WHAT IS NEEDED: Below is a block of records; return all of them exactly, but without the images.

^^^^

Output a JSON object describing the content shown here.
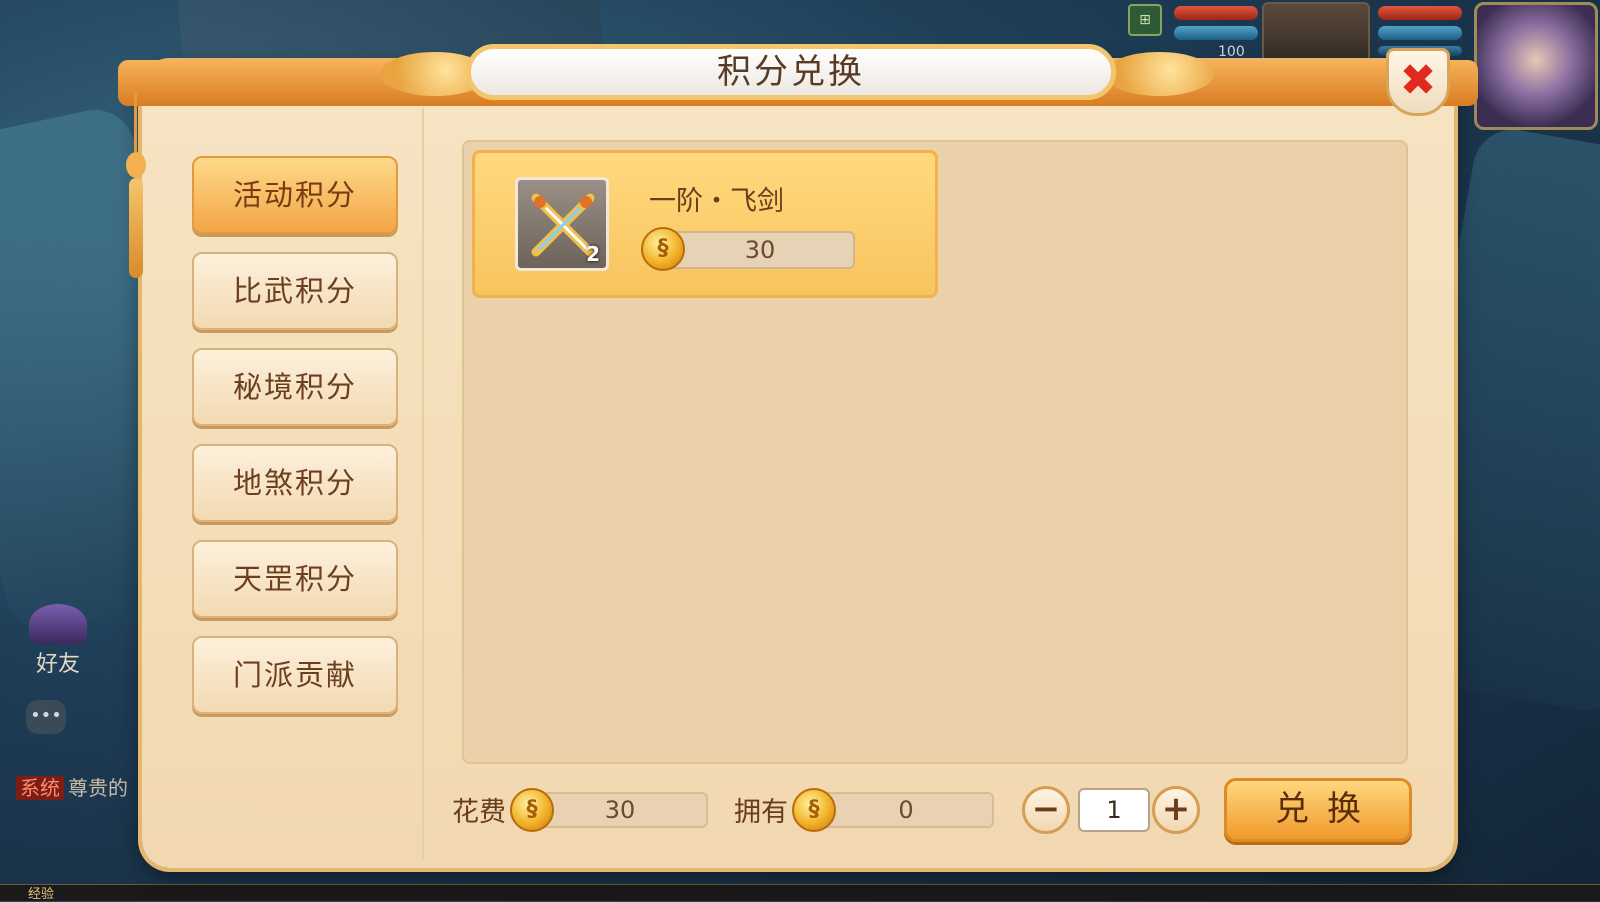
{
  "hud": {
    "level_text": "100",
    "map_icon": "map-icon"
  },
  "side": {
    "friend_label": "好友",
    "system_tag": "系统",
    "system_message": "尊贵的",
    "exp_label": "经验"
  },
  "dialog": {
    "title": "积分兑换",
    "close_glyph": "✖",
    "tabs": [
      {
        "label": "活动积分",
        "active": true
      },
      {
        "label": "比武积分",
        "active": false
      },
      {
        "label": "秘境积分",
        "active": false
      },
      {
        "label": "地煞积分",
        "active": false
      },
      {
        "label": "天罡积分",
        "active": false
      },
      {
        "label": "门派贡献",
        "active": false
      }
    ],
    "items": [
      {
        "name": "一阶・飞剑",
        "price": "30",
        "count": "2",
        "icon": "crossed-swords-icon"
      }
    ],
    "cost_label": "花费",
    "cost_value": "30",
    "own_label": "拥有",
    "own_value": "0",
    "minus_glyph": "−",
    "plus_glyph": "+",
    "quantity": "1",
    "exchange_label": "兑换"
  },
  "colors": {
    "accent": "#f2a546",
    "panel": "#f7e4c3",
    "close": "#e12a1f"
  }
}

^^^^

SOLUTION FOR THIS PROBLEM:
Output a JSON object describing the content shown here.
{
  "hud": {
    "level_text": "100",
    "map_icon": "map-icon"
  },
  "side": {
    "friend_label": "好友",
    "system_tag": "系统",
    "system_message": "尊贵的",
    "exp_label": "经验"
  },
  "dialog": {
    "title": "积分兑换",
    "close_glyph": "✖",
    "tabs": [
      {
        "label": "活动积分",
        "active": true
      },
      {
        "label": "比武积分",
        "active": false
      },
      {
        "label": "秘境积分",
        "active": false
      },
      {
        "label": "地煞积分",
        "active": false
      },
      {
        "label": "天罡积分",
        "active": false
      },
      {
        "label": "门派贡献",
        "active": false
      }
    ],
    "items": [
      {
        "name": "一阶・飞剑",
        "price": "30",
        "count": "2",
        "icon": "crossed-swords-icon"
      }
    ],
    "cost_label": "花费",
    "cost_value": "30",
    "own_label": "拥有",
    "own_value": "0",
    "minus_glyph": "−",
    "plus_glyph": "+",
    "quantity": "1",
    "exchange_label": "兑换"
  },
  "colors": {
    "accent": "#f2a546",
    "panel": "#f7e4c3",
    "close": "#e12a1f"
  }
}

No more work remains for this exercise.